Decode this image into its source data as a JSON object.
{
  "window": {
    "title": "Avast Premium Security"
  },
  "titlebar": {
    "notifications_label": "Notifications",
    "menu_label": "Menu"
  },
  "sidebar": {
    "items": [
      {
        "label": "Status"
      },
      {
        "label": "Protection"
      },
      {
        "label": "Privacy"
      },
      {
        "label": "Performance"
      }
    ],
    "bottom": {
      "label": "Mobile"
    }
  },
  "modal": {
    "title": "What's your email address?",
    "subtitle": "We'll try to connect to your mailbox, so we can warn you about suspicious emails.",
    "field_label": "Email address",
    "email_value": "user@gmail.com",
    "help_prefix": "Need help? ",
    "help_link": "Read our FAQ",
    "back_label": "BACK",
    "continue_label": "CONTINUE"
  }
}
++++++
_Description of the task:_
Transcribe the material above in its entirety. Match it exactly.

_Problem solution:_
Decode this image into its source data as a JSON object.
{
  "window": {
    "title": "Avast Premium Security"
  },
  "titlebar": {
    "notifications_label": "Notifications",
    "menu_label": "Menu"
  },
  "sidebar": {
    "items": [
      {
        "label": "Status"
      },
      {
        "label": "Protection"
      },
      {
        "label": "Privacy"
      },
      {
        "label": "Performance"
      }
    ],
    "bottom": {
      "label": "Mobile"
    }
  },
  "modal": {
    "title": "What's your email address?",
    "subtitle": "We'll try to connect to your mailbox, so we can warn you about suspicious emails.",
    "field_label": "Email address",
    "email_value": "user@gmail.com",
    "help_prefix": "Need help? ",
    "help_link": "Read our FAQ",
    "back_label": "BACK",
    "continue_label": "CONTINUE"
  }
}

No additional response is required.